Extract all data as written.

▬▬▬▬▬▬

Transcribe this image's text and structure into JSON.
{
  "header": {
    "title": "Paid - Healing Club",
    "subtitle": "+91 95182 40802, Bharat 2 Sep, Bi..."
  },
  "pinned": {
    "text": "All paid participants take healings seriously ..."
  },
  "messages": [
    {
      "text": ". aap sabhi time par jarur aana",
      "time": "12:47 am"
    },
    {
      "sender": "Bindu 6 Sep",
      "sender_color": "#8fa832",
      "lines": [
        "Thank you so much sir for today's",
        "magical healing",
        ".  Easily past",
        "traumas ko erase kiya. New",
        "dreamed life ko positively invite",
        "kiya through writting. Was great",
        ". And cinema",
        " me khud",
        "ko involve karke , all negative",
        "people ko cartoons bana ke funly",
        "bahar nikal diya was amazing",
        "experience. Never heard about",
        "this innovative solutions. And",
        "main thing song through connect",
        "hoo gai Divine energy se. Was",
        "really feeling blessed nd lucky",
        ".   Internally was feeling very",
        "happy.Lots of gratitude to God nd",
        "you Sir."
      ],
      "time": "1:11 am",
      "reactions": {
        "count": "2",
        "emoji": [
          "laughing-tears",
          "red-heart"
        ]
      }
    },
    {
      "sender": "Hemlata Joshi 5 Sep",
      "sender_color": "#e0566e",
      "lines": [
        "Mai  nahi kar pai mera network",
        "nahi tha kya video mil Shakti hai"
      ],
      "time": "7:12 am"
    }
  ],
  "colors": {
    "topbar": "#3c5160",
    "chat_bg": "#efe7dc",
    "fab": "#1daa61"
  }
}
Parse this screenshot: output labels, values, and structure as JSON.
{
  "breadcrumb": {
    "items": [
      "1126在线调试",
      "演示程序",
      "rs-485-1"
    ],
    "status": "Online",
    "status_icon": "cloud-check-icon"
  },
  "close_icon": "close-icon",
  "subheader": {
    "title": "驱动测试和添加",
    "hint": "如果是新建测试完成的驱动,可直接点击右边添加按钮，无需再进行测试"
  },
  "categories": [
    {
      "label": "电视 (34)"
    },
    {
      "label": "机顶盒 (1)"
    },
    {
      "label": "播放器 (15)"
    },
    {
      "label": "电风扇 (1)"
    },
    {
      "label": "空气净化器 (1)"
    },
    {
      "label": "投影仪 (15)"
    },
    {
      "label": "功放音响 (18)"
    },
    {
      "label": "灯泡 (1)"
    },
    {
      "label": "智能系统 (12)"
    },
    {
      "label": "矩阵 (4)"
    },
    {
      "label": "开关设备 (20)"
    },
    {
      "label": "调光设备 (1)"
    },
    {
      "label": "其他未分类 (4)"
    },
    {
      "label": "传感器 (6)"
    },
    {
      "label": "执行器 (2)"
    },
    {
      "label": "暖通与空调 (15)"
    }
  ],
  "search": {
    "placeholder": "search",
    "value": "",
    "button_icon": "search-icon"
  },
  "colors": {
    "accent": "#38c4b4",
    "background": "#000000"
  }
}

▬▬▬▬▬▬

## COMPLETE RESPONSE
Transcribe this image's text and structure into JSON.
{
  "header": {
    "title": "Paid - Healing Club",
    "subtitle": "+91 95182 40802, Bharat 2 Sep, Bi..."
  },
  "pinned": {
    "text": "All paid participants take healings seriously ..."
  },
  "messages": [
    {
      "text": ". aap sabhi time par jarur aana",
      "time": "12:47 am"
    },
    {
      "sender": "Bindu 6 Sep",
      "sender_color": "#8fa832",
      "lines": [
        "Thank you so much sir for today's",
        "magical healing",
        ".  Easily past",
        "traumas ko erase kiya. New",
        "dreamed life ko positively invite",
        "kiya through writting. Was great",
        ". And cinema",
        " me khud",
        "ko involve karke , all negative",
        "people ko cartoons bana ke funly",
        "bahar nikal diya was amazing",
        "experience. Never heard about",
        "this innovative solutions. And",
        "main thing song through connect",
        "hoo gai Divine energy se. Was",
        "really feeling blessed nd lucky",
        ".   Internally was feeling very",
        "happy.Lots of gratitude to God nd",
        "you Sir."
      ],
      "time": "1:11 am",
      "reactions": {
        "count": "2",
        "emoji": [
          "laughing-tears",
          "red-heart"
        ]
      }
    },
    {
      "sender": "Hemlata Joshi 5 Sep",
      "sender_color": "#e0566e",
      "lines": [
        "Mai  nahi kar pai mera network",
        "nahi tha kya video mil Shakti hai"
      ],
      "time": "7:12 am"
    }
  ],
  "colors": {
    "topbar": "#3c5160",
    "chat_bg": "#efe7dc",
    "fab": "#1daa61"
  }
}
Parse this screenshot: output labels, values, and structure as JSON.
{
  "breadcrumb": {
    "items": [
      "1126在线调试",
      "演示程序",
      "rs-485-1"
    ],
    "status": "Online",
    "status_icon": "cloud-check-icon"
  },
  "close_icon": "close-icon",
  "subheader": {
    "title": "驱动测试和添加",
    "hint": "如果是新建测试完成的驱动,可直接点击右边添加按钮，无需再进行测试"
  },
  "categories": [
    {
      "label": "电视 (34)"
    },
    {
      "label": "机顶盒 (1)"
    },
    {
      "label": "播放器 (15)"
    },
    {
      "label": "电风扇 (1)"
    },
    {
      "label": "空气净化器 (1)"
    },
    {
      "label": "投影仪 (15)"
    },
    {
      "label": "功放音响 (18)"
    },
    {
      "label": "灯泡 (1)"
    },
    {
      "label": "智能系统 (12)"
    },
    {
      "label": "矩阵 (4)"
    },
    {
      "label": "开关设备 (20)"
    },
    {
      "label": "调光设备 (1)"
    },
    {
      "label": "其他未分类 (4)"
    },
    {
      "label": "传感器 (6)"
    },
    {
      "label": "执行器 (2)"
    },
    {
      "label": "暖通与空调 (15)"
    }
  ],
  "search": {
    "placeholder": "search",
    "value": "",
    "button_icon": "search-icon"
  },
  "colors": {
    "accent": "#38c4b4",
    "background": "#000000"
  }
}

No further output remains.